[Records from a dataset]

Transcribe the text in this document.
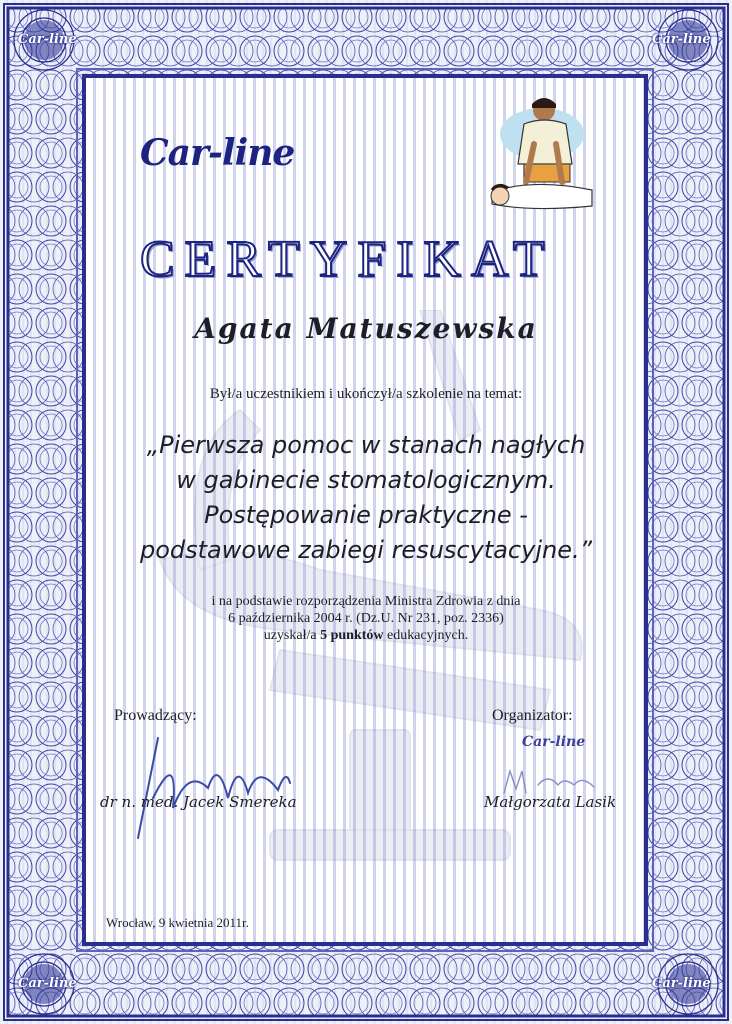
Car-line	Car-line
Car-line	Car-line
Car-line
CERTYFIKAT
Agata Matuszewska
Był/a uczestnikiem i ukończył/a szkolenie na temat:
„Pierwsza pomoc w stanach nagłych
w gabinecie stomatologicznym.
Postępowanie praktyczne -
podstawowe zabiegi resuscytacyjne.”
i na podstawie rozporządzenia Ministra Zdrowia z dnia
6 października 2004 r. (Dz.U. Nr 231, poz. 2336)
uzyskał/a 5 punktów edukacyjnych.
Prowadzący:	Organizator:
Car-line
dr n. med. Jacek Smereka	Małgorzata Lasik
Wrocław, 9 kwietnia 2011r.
---
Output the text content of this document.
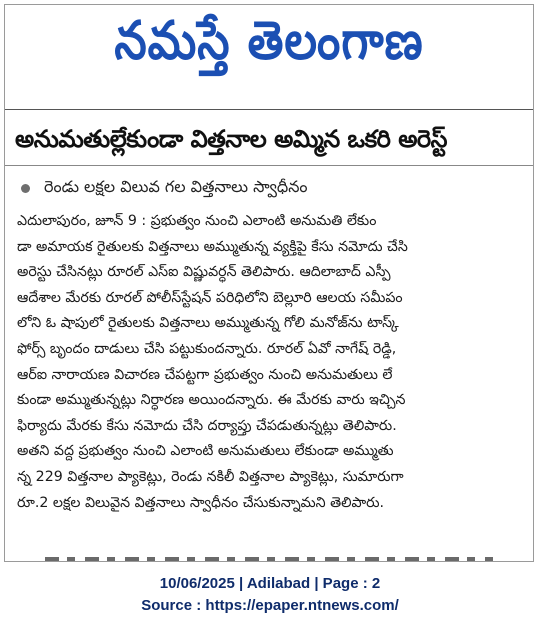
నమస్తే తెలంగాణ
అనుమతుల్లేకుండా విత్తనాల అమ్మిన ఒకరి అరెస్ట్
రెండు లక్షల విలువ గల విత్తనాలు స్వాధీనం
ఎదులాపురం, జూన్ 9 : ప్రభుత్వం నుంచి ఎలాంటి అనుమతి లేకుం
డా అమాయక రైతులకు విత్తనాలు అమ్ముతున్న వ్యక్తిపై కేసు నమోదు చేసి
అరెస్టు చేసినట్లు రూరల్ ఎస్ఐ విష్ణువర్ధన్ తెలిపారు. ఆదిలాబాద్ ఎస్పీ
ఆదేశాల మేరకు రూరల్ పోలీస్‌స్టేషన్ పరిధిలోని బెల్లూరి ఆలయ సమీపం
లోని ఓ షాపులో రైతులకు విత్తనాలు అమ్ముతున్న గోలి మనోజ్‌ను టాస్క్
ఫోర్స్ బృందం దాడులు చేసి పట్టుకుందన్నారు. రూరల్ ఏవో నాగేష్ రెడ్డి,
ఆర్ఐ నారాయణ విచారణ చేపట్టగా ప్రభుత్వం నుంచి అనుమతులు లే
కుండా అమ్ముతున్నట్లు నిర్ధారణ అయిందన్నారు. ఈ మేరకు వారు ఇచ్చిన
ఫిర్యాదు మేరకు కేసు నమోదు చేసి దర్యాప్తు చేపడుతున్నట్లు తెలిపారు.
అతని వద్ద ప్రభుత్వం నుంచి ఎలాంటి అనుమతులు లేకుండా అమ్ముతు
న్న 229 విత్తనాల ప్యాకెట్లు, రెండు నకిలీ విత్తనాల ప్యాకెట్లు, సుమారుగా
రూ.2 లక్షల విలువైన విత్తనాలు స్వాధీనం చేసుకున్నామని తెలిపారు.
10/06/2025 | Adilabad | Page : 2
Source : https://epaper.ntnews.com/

§ Exercise goal
Select all lines in the listing above where the word "document" appears, and show them.

§ Answer to the task
Transcribe the text in this document.
Output the text content of this document.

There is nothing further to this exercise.